Reproduce every entry that follows word for word, but omit the images.

------------------------

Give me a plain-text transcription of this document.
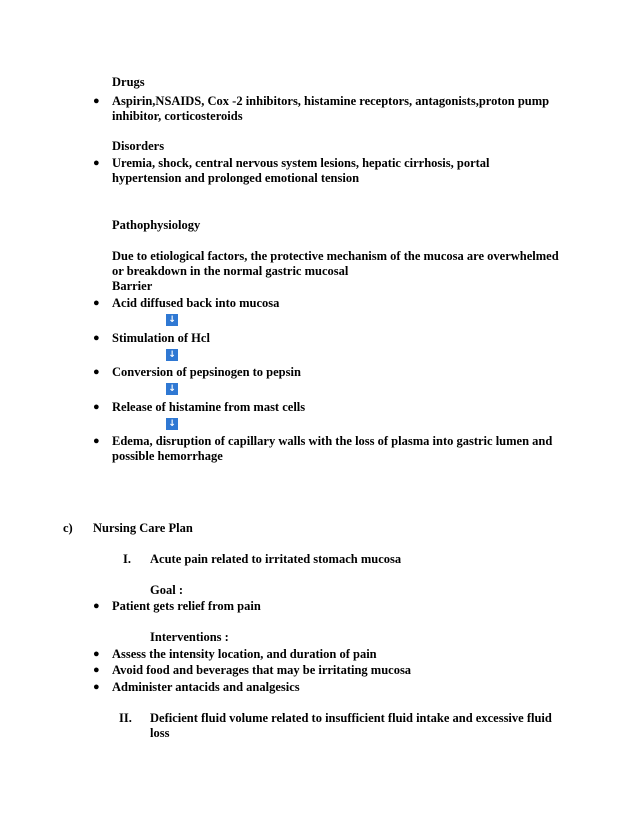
Drugs
● Aspirin,NSAIDS, Cox -2 inhibitors, histamine receptors, antagonists,proton pump
inhibitor, corticosteroids
Disorders
● Uremia, shock, central nervous system lesions, hepatic cirrhosis, portal
hypertension and prolonged emotional tension
Pathophysiology
Due to etiological factors, the protective mechanism of the mucosa are overwhelmed
or breakdown in the normal gastric mucosal
Barrier
● Acid diffused back into mucosa
↓
● Stimulation of Hcl
↓
● Conversion of pepsinogen to pepsin
↓
● Release of histamine from mast cells
↓
● Edema, disruption of capillary walls with the loss of plasma into gastric lumen and
possible hemorrhage
c) Nursing Care Plan
I. Acute pain related to irritated stomach mucosa
Goal :
● Patient gets relief from pain
Interventions :
● Assess the intensity location, and duration of pain
● Avoid food and beverages that may be irritating mucosa
● Administer antacids and analgesics
II. Deficient fluid volume related to insufficient fluid intake and excessive fluid
loss
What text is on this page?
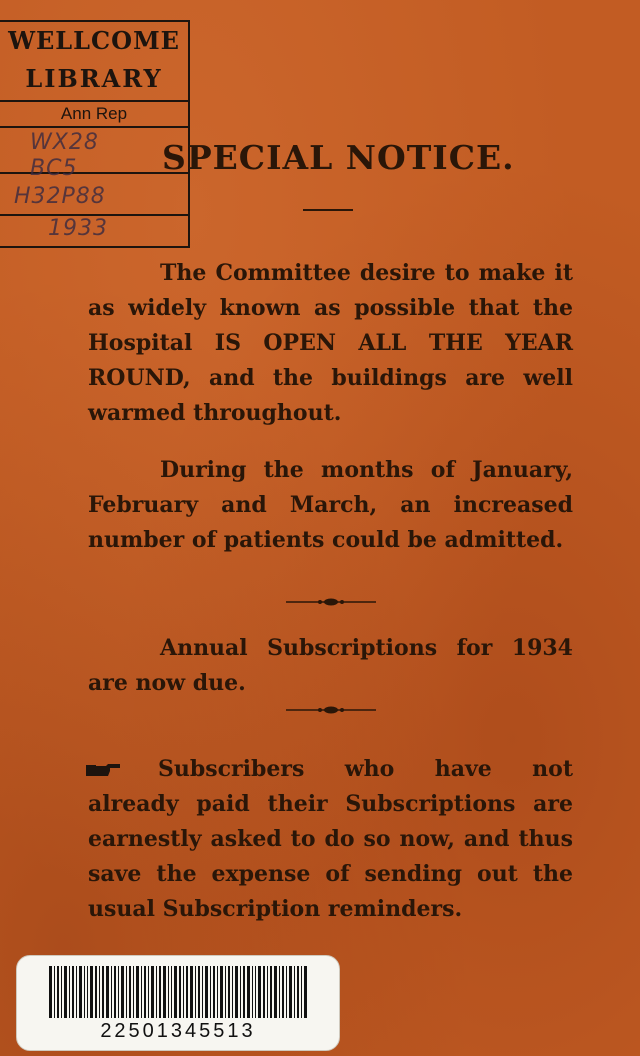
WELLCOME
LIBRARY
Ann Rep
WX28
BC5
H32P88
1933
SPECIAL NOTICE.
The Committee desire to make it as widely known as possible that the Hospital IS OPEN ALL THE YEAR ROUND, and the buildings are well warmed throughout.
During the months of January, February and March, an increased number of patients could be admitted.
Annual Subscriptions for 1934 are now due.
Subscribers who have not already paid their Subscriptions are earnestly asked to do so now, and thus save the expense of sending out the usual Subscription reminders.
22501345513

------------------------

[Expected answer]
Give me a plain-text transcription of this document.
Drugs
● Aspirin,NSAIDS, Cox -2 inhibitors, histamine receptors, antagonists,proton pump
inhibitor, corticosteroids
Disorders
● Uremia, shock, central nervous system lesions, hepatic cirrhosis, portal
hypertension and prolonged emotional tension
Pathophysiology
Due to etiological factors, the protective mechanism of the mucosa are overwhelmed
or breakdown in the normal gastric mucosal
Barrier
● Acid diffused back into mucosa
↓
● Stimulation of Hcl
↓
● Conversion of pepsinogen to pepsin
↓
● Release of histamine from mast cells
↓
● Edema, disruption of capillary walls with the loss of plasma into gastric lumen and
possible hemorrhage
c) Nursing Care Plan
I. Acute pain related to irritated stomach mucosa
Goal :
● Patient gets relief from pain
Interventions :
● Assess the intensity location, and duration of pain
● Avoid food and beverages that may be irritating mucosa
● Administer antacids and analgesics
II. Deficient fluid volume related to insufficient fluid intake and excessive fluid
loss
What text is on this page?
WELLCOME
LIBRARY
Ann Rep
WX28
BC5
H32P88
1933
SPECIAL NOTICE.
The Committee desire to make it as widely known as possible that the Hospital IS OPEN ALL THE YEAR ROUND, and the buildings are well warmed throughout.
During the months of January, February and March, an increased number of patients could be admitted.
Annual Subscriptions for 1934 are now due.
Subscribers who have not already paid their Subscriptions are earnestly asked to do so now, and thus save the expense of sending out the usual Subscription reminders.
22501345513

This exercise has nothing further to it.